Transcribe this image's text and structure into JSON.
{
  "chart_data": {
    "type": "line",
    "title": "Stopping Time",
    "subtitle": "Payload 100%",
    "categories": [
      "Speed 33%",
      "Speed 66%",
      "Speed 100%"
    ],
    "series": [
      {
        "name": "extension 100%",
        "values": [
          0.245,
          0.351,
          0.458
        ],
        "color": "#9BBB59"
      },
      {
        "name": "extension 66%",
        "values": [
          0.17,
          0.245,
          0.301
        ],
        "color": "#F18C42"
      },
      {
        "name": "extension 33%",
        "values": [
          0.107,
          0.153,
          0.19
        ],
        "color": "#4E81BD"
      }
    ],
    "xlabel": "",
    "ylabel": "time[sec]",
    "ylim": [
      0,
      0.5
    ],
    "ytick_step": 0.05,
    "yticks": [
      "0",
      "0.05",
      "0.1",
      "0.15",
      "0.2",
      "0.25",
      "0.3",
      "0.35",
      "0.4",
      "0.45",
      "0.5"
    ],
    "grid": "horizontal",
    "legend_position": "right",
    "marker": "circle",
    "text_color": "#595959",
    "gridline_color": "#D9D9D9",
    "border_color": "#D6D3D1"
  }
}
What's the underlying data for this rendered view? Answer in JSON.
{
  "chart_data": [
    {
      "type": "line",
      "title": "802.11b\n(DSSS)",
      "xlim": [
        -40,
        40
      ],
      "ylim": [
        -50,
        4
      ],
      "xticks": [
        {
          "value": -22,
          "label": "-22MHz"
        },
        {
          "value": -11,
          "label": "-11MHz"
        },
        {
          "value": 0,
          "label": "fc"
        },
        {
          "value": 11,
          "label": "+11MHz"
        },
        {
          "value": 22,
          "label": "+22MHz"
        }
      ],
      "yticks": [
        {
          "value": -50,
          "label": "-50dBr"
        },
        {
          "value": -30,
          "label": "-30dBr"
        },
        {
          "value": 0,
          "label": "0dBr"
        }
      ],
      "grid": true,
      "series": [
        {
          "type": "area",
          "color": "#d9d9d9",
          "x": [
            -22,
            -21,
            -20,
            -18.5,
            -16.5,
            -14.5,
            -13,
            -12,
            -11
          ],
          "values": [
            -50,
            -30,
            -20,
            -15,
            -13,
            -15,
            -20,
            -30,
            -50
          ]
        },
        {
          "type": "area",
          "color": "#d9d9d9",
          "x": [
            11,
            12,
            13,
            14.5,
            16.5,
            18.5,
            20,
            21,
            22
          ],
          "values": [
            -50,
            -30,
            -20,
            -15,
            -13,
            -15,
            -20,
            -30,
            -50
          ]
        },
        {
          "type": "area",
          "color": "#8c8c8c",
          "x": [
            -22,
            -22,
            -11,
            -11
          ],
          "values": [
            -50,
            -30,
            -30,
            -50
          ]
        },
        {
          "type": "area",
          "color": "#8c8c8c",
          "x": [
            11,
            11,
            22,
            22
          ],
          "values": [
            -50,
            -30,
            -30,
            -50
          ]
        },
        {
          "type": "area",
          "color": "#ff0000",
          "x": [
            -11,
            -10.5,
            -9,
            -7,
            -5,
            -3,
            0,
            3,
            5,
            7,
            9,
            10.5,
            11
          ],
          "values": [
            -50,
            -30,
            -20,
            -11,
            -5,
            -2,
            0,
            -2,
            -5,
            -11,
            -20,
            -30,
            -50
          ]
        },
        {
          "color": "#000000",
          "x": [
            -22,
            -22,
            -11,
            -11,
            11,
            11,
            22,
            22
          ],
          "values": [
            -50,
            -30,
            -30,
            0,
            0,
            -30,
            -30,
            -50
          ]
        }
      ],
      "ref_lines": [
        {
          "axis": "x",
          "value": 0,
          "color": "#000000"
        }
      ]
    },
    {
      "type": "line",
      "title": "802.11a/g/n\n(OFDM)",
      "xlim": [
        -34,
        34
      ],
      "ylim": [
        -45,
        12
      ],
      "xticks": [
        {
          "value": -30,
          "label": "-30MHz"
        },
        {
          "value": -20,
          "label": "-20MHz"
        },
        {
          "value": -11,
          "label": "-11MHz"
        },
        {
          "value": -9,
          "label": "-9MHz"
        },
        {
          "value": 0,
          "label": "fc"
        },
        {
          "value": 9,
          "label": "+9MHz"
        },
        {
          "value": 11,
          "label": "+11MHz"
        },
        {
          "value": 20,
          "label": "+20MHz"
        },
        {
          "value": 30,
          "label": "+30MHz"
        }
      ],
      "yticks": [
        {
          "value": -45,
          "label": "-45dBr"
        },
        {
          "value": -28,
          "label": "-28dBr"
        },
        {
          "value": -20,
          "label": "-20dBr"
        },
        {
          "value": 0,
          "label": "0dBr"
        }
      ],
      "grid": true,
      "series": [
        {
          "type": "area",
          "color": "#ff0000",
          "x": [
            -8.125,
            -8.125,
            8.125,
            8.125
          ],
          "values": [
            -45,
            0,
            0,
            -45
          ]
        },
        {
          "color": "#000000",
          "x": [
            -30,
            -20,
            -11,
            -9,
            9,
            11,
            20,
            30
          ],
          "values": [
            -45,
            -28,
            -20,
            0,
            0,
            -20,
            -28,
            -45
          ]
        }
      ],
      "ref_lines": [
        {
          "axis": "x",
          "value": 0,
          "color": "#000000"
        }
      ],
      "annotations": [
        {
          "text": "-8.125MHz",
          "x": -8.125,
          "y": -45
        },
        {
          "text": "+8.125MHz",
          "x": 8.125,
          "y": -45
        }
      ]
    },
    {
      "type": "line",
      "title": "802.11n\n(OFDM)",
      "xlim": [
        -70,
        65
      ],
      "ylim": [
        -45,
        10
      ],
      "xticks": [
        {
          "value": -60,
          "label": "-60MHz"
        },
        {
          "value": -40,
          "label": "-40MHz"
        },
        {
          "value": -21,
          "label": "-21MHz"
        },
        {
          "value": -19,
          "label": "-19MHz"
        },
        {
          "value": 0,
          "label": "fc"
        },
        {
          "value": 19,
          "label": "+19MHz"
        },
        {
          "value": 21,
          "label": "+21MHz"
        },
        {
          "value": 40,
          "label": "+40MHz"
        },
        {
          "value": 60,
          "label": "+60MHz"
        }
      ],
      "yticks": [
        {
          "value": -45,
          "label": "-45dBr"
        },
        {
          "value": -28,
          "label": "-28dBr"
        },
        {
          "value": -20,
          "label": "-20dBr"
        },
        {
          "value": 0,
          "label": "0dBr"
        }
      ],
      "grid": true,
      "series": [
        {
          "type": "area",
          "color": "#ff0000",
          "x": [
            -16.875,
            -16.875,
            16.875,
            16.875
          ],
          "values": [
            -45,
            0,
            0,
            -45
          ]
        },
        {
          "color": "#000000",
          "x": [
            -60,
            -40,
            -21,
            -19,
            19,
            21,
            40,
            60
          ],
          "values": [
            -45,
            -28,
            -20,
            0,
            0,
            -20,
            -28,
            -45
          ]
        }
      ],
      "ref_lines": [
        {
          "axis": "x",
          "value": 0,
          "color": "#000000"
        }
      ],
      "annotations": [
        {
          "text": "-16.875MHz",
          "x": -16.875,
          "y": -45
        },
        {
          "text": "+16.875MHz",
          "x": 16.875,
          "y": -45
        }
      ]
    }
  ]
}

┄┄┄┄┄┄┄┄┄┄┄┄┄┄┄┄┄┄┄┄

> _WHAT THIS TASK INVOLVES_: Output all of the material, please, exactly as it stands.

> _THE RESULT_:
Transcribe this image's text and structure into JSON.
{
  "chart_data": {
    "type": "line",
    "title": "Stopping Time",
    "subtitle": "Payload 100%",
    "categories": [
      "Speed 33%",
      "Speed 66%",
      "Speed 100%"
    ],
    "series": [
      {
        "name": "extension 100%",
        "values": [
          0.245,
          0.351,
          0.458
        ],
        "color": "#9BBB59"
      },
      {
        "name": "extension 66%",
        "values": [
          0.17,
          0.245,
          0.301
        ],
        "color": "#F18C42"
      },
      {
        "name": "extension 33%",
        "values": [
          0.107,
          0.153,
          0.19
        ],
        "color": "#4E81BD"
      }
    ],
    "xlabel": "",
    "ylabel": "time[sec]",
    "ylim": [
      0,
      0.5
    ],
    "ytick_step": 0.05,
    "yticks": [
      "0",
      "0.05",
      "0.1",
      "0.15",
      "0.2",
      "0.25",
      "0.3",
      "0.35",
      "0.4",
      "0.45",
      "0.5"
    ],
    "grid": "horizontal",
    "legend_position": "right",
    "marker": "circle",
    "text_color": "#595959",
    "gridline_color": "#D9D9D9",
    "border_color": "#D6D3D1"
  }
}
What's the underlying data for this rendered view? Answer in JSON.
{
  "chart_data": [
    {
      "type": "line",
      "title": "802.11b\n(DSSS)",
      "xlim": [
        -40,
        40
      ],
      "ylim": [
        -50,
        4
      ],
      "xticks": [
        {
          "value": -22,
          "label": "-22MHz"
        },
        {
          "value": -11,
          "label": "-11MHz"
        },
        {
          "value": 0,
          "label": "fc"
        },
        {
          "value": 11,
          "label": "+11MHz"
        },
        {
          "value": 22,
          "label": "+22MHz"
        }
      ],
      "yticks": [
        {
          "value": -50,
          "label": "-50dBr"
        },
        {
          "value": -30,
          "label": "-30dBr"
        },
        {
          "value": 0,
          "label": "0dBr"
        }
      ],
      "grid": true,
      "series": [
        {
          "type": "area",
          "color": "#d9d9d9",
          "x": [
            -22,
            -21,
            -20,
            -18.5,
            -16.5,
            -14.5,
            -13,
            -12,
            -11
          ],
          "values": [
            -50,
            -30,
            -20,
            -15,
            -13,
            -15,
            -20,
            -30,
            -50
          ]
        },
        {
          "type": "area",
          "color": "#d9d9d9",
          "x": [
            11,
            12,
            13,
            14.5,
            16.5,
            18.5,
            20,
            21,
            22
          ],
          "values": [
            -50,
            -30,
            -20,
            -15,
            -13,
            -15,
            -20,
            -30,
            -50
          ]
        },
        {
          "type": "area",
          "color": "#8c8c8c",
          "x": [
            -22,
            -22,
            -11,
            -11
          ],
          "values": [
            -50,
            -30,
            -30,
            -50
          ]
        },
        {
          "type": "area",
          "color": "#8c8c8c",
          "x": [
            11,
            11,
            22,
            22
          ],
          "values": [
            -50,
            -30,
            -30,
            -50
          ]
        },
        {
          "type": "area",
          "color": "#ff0000",
          "x": [
            -11,
            -10.5,
            -9,
            -7,
            -5,
            -3,
            0,
            3,
            5,
            7,
            9,
            10.5,
            11
          ],
          "values": [
            -50,
            -30,
            -20,
            -11,
            -5,
            -2,
            0,
            -2,
            -5,
            -11,
            -20,
            -30,
            -50
          ]
        },
        {
          "color": "#000000",
          "x": [
            -22,
            -22,
            -11,
            -11,
            11,
            11,
            22,
            22
          ],
          "values": [
            -50,
            -30,
            -30,
            0,
            0,
            -30,
            -30,
            -50
          ]
        }
      ],
      "ref_lines": [
        {
          "axis": "x",
          "value": 0,
          "color": "#000000"
        }
      ]
    },
    {
      "type": "line",
      "title": "802.11a/g/n\n(OFDM)",
      "xlim": [
        -34,
        34
      ],
      "ylim": [
        -45,
        12
      ],
      "xticks": [
        {
          "value": -30,
          "label": "-30MHz"
        },
        {
          "value": -20,
          "label": "-20MHz"
        },
        {
          "value": -11,
          "label": "-11MHz"
        },
        {
          "value": -9,
          "label": "-9MHz"
        },
        {
          "value": 0,
          "label": "fc"
        },
        {
          "value": 9,
          "label": "+9MHz"
        },
        {
          "value": 11,
          "label": "+11MHz"
        },
        {
          "value": 20,
          "label": "+20MHz"
        },
        {
          "value": 30,
          "label": "+30MHz"
        }
      ],
      "yticks": [
        {
          "value": -45,
          "label": "-45dBr"
        },
        {
          "value": -28,
          "label": "-28dBr"
        },
        {
          "value": -20,
          "label": "-20dBr"
        },
        {
          "value": 0,
          "label": "0dBr"
        }
      ],
      "grid": true,
      "series": [
        {
          "type": "area",
          "color": "#ff0000",
          "x": [
            -8.125,
            -8.125,
            8.125,
            8.125
          ],
          "values": [
            -45,
            0,
            0,
            -45
          ]
        },
        {
          "color": "#000000",
          "x": [
            -30,
            -20,
            -11,
            -9,
            9,
            11,
            20,
            30
          ],
          "values": [
            -45,
            -28,
            -20,
            0,
            0,
            -20,
            -28,
            -45
          ]
        }
      ],
      "ref_lines": [
        {
          "axis": "x",
          "value": 0,
          "color": "#000000"
        }
      ],
      "annotations": [
        {
          "text": "-8.125MHz",
          "x": -8.125,
          "y": -45
        },
        {
          "text": "+8.125MHz",
          "x": 8.125,
          "y": -45
        }
      ]
    },
    {
      "type": "line",
      "title": "802.11n\n(OFDM)",
      "xlim": [
        -70,
        65
      ],
      "ylim": [
        -45,
        10
      ],
      "xticks": [
        {
          "value": -60,
          "label": "-60MHz"
        },
        {
          "value": -40,
          "label": "-40MHz"
        },
        {
          "value": -21,
          "label": "-21MHz"
        },
        {
          "value": -19,
          "label": "-19MHz"
        },
        {
          "value": 0,
          "label": "fc"
        },
        {
          "value": 19,
          "label": "+19MHz"
        },
        {
          "value": 21,
          "label": "+21MHz"
        },
        {
          "value": 40,
          "label": "+40MHz"
        },
        {
          "value": 60,
          "label": "+60MHz"
        }
      ],
      "yticks": [
        {
          "value": -45,
          "label": "-45dBr"
        },
        {
          "value": -28,
          "label": "-28dBr"
        },
        {
          "value": -20,
          "label": "-20dBr"
        },
        {
          "value": 0,
          "label": "0dBr"
        }
      ],
      "grid": true,
      "series": [
        {
          "type": "area",
          "color": "#ff0000",
          "x": [
            -16.875,
            -16.875,
            16.875,
            16.875
          ],
          "values": [
            -45,
            0,
            0,
            -45
          ]
        },
        {
          "color": "#000000",
          "x": [
            -60,
            -40,
            -21,
            -19,
            19,
            21,
            40,
            60
          ],
          "values": [
            -45,
            -28,
            -20,
            0,
            0,
            -20,
            -28,
            -45
          ]
        }
      ],
      "ref_lines": [
        {
          "axis": "x",
          "value": 0,
          "color": "#000000"
        }
      ],
      "annotations": [
        {
          "text": "-16.875MHz",
          "x": -16.875,
          "y": -45
        },
        {
          "text": "+16.875MHz",
          "x": 16.875,
          "y": -45
        }
      ]
    }
  ]
}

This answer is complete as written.